What you need to do ▸ Output an exact reproduction of the data.

Collection entries:
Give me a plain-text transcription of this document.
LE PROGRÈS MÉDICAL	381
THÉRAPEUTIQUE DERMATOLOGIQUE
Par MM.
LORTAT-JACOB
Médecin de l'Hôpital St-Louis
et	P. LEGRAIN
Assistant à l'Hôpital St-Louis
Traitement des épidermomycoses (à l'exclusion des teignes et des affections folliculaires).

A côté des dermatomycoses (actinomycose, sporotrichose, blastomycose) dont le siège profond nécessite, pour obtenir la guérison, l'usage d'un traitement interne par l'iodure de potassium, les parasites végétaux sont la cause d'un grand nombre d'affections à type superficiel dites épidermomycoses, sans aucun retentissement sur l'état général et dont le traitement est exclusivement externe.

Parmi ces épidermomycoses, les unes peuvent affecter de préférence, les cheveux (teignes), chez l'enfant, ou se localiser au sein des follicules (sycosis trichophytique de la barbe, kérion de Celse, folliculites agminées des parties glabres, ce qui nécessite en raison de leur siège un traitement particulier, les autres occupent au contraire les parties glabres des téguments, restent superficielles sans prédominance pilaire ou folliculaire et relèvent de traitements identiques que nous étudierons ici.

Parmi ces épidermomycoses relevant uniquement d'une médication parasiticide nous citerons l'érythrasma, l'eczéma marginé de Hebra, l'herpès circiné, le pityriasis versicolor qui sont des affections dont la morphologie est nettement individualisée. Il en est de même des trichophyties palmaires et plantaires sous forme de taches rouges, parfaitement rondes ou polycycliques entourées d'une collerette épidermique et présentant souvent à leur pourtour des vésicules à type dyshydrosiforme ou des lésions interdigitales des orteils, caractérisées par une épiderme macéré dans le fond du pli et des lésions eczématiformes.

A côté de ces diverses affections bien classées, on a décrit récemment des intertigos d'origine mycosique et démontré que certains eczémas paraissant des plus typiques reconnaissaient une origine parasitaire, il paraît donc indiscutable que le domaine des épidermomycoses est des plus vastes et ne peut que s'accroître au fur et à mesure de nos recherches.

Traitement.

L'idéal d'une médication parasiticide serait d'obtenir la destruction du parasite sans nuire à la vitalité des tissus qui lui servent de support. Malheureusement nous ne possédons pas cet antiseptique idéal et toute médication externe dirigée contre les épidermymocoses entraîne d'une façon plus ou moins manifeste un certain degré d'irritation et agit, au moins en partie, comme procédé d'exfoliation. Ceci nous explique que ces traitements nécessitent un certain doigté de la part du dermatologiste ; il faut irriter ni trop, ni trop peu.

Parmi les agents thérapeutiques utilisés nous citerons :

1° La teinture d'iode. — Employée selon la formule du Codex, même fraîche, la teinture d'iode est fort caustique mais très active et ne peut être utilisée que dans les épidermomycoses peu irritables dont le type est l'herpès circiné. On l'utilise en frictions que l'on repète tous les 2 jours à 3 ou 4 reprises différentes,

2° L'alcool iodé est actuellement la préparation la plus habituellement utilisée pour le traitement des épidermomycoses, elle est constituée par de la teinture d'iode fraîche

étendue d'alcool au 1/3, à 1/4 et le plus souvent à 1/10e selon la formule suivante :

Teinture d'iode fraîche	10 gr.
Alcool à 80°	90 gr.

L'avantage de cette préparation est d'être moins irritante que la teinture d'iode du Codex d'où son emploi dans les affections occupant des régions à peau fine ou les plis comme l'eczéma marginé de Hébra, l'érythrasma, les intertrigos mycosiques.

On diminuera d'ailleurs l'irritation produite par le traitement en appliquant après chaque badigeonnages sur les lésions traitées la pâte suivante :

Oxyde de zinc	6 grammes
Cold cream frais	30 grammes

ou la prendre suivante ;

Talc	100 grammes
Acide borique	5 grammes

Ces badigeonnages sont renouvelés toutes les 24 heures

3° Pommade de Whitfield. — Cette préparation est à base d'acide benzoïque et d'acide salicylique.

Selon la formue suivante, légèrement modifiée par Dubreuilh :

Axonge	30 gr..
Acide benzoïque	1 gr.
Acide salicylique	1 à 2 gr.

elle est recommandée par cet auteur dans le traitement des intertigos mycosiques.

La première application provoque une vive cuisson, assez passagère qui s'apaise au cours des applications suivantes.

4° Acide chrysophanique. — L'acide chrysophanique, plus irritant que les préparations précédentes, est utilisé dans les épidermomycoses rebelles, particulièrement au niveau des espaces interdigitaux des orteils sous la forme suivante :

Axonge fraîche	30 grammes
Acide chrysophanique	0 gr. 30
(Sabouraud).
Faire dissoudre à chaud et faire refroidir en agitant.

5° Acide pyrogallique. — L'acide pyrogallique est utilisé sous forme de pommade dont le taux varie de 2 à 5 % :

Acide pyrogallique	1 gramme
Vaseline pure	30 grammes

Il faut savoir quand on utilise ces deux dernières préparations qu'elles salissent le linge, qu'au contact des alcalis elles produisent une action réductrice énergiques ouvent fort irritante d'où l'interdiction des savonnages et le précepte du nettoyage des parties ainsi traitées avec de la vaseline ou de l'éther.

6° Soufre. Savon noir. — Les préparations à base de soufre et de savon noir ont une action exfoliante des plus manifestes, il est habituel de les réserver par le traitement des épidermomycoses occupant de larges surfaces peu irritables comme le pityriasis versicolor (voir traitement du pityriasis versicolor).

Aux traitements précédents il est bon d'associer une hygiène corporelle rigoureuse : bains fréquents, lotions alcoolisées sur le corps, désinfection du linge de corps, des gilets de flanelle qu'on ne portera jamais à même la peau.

Correct response ▸
Give me a plain-text transcription of this document.
LE PROGRÈS MÉDICAL	381
THÉRAPEUTIQUE DERMATOLOGIQUE
Par MM.
LORTAT-JACOB
Médecin de l'Hôpital St-Louis
et	P. LEGRAIN
Assistant à l'Hôpital St-Louis
Traitement des épidermomycoses (à l'exclusion des teignes et des affections folliculaires).

A côté des dermatomycoses (actinomycose, sporotrichose, blastomycose) dont le siège profond nécessite, pour obtenir la guérison, l'usage d'un traitement interne par l'iodure de potassium, les parasites végétaux sont la cause d'un grand nombre d'affections à type superficiel dites épidermomycoses, sans aucun retentissement sur l'état général et dont le traitement est exclusivement externe.

Parmi ces épidermomycoses, les unes peuvent affecter de préférence, les cheveux (teignes), chez l'enfant, ou se localiser au sein des follicules (sycosis trichophytique de la barbe, kérion de Celse, folliculites agminées des parties glabres, ce qui nécessite en raison de leur siège un traitement particulier, les autres occupent au contraire les parties glabres des téguments, restent superficielles sans prédominance pilaire ou folliculaire et relèvent de traitements identiques que nous étudierons ici.

Parmi ces épidermomycoses relevant uniquement d'une médication parasiticide nous citerons l'érythrasma, l'eczéma marginé de Hebra, l'herpès circiné, le pityriasis versicolor qui sont des affections dont la morphologie est nettement individualisée. Il en est de même des trichophyties palmaires et plantaires sous forme de taches rouges, parfaitement rondes ou polycycliques entourées d'une collerette épidermique et présentant souvent à leur pourtour des vésicules à type dyshydrosiforme ou des lésions interdigitales des orteils, caractérisées par une épiderme macéré dans le fond du pli et des lésions eczématiformes.

A côté de ces diverses affections bien classées, on a décrit récemment des intertigos d'origine mycosique et démontré que certains eczémas paraissant des plus typiques reconnaissaient une origine parasitaire, il paraît donc indiscutable que le domaine des épidermomycoses est des plus vastes et ne peut que s'accroître au fur et à mesure de nos recherches.

Traitement.

L'idéal d'une médication parasiticide serait d'obtenir la destruction du parasite sans nuire à la vitalité des tissus qui lui servent de support. Malheureusement nous ne possédons pas cet antiseptique idéal et toute médication externe dirigée contre les épidermymocoses entraîne d'une façon plus ou moins manifeste un certain degré d'irritation et agit, au moins en partie, comme procédé d'exfoliation. Ceci nous explique que ces traitements nécessitent un certain doigté de la part du dermatologiste ; il faut irriter ni trop, ni trop peu.

Parmi les agents thérapeutiques utilisés nous citerons :

1° La teinture d'iode. — Employée selon la formule du Codex, même fraîche, la teinture d'iode est fort caustique mais très active et ne peut être utilisée que dans les épidermomycoses peu irritables dont le type est l'herpès circiné. On l'utilise en frictions que l'on repète tous les 2 jours à 3 ou 4 reprises différentes,

2° L'alcool iodé est actuellement la préparation la plus habituellement utilisée pour le traitement des épidermomycoses, elle est constituée par de la teinture d'iode fraîche

étendue d'alcool au 1/3, à 1/4 et le plus souvent à 1/10e selon la formule suivante :

Teinture d'iode fraîche	10 gr.
Alcool à 80°	90 gr.

L'avantage de cette préparation est d'être moins irritante que la teinture d'iode du Codex d'où son emploi dans les affections occupant des régions à peau fine ou les plis comme l'eczéma marginé de Hébra, l'érythrasma, les intertrigos mycosiques.

On diminuera d'ailleurs l'irritation produite par le traitement en appliquant après chaque badigeonnages sur les lésions traitées la pâte suivante :

Oxyde de zinc	6 grammes
Cold cream frais	30 grammes

ou la prendre suivante ;

Talc	100 grammes
Acide borique	5 grammes

Ces badigeonnages sont renouvelés toutes les 24 heures

3° Pommade de Whitfield. — Cette préparation est à base d'acide benzoïque et d'acide salicylique.

Selon la formue suivante, légèrement modifiée par Dubreuilh :

Axonge	30 gr..
Acide benzoïque	1 gr.
Acide salicylique	1 à 2 gr.

elle est recommandée par cet auteur dans le traitement des intertigos mycosiques.

La première application provoque une vive cuisson, assez passagère qui s'apaise au cours des applications suivantes.

4° Acide chrysophanique. — L'acide chrysophanique, plus irritant que les préparations précédentes, est utilisé dans les épidermomycoses rebelles, particulièrement au niveau des espaces interdigitaux des orteils sous la forme suivante :

Axonge fraîche	30 grammes
Acide chrysophanique	0 gr. 30
(Sabouraud).
Faire dissoudre à chaud et faire refroidir en agitant.

5° Acide pyrogallique. — L'acide pyrogallique est utilisé sous forme de pommade dont le taux varie de 2 à 5 % :

Acide pyrogallique	1 gramme
Vaseline pure	30 grammes

Il faut savoir quand on utilise ces deux dernières préparations qu'elles salissent le linge, qu'au contact des alcalis elles produisent une action réductrice énergiques ouvent fort irritante d'où l'interdiction des savonnages et le précepte du nettoyage des parties ainsi traitées avec de la vaseline ou de l'éther.

6° Soufre. Savon noir. — Les préparations à base de soufre et de savon noir ont une action exfoliante des plus manifestes, il est habituel de les réserver par le traitement des épidermomycoses occupant de larges surfaces peu irritables comme le pityriasis versicolor (voir traitement du pityriasis versicolor).

Aux traitements précédents il est bon d'associer une hygiène corporelle rigoureuse : bains fréquents, lotions alcoolisées sur le corps, désinfection du linge de corps, des gilets de flanelle qu'on ne portera jamais à même la peau.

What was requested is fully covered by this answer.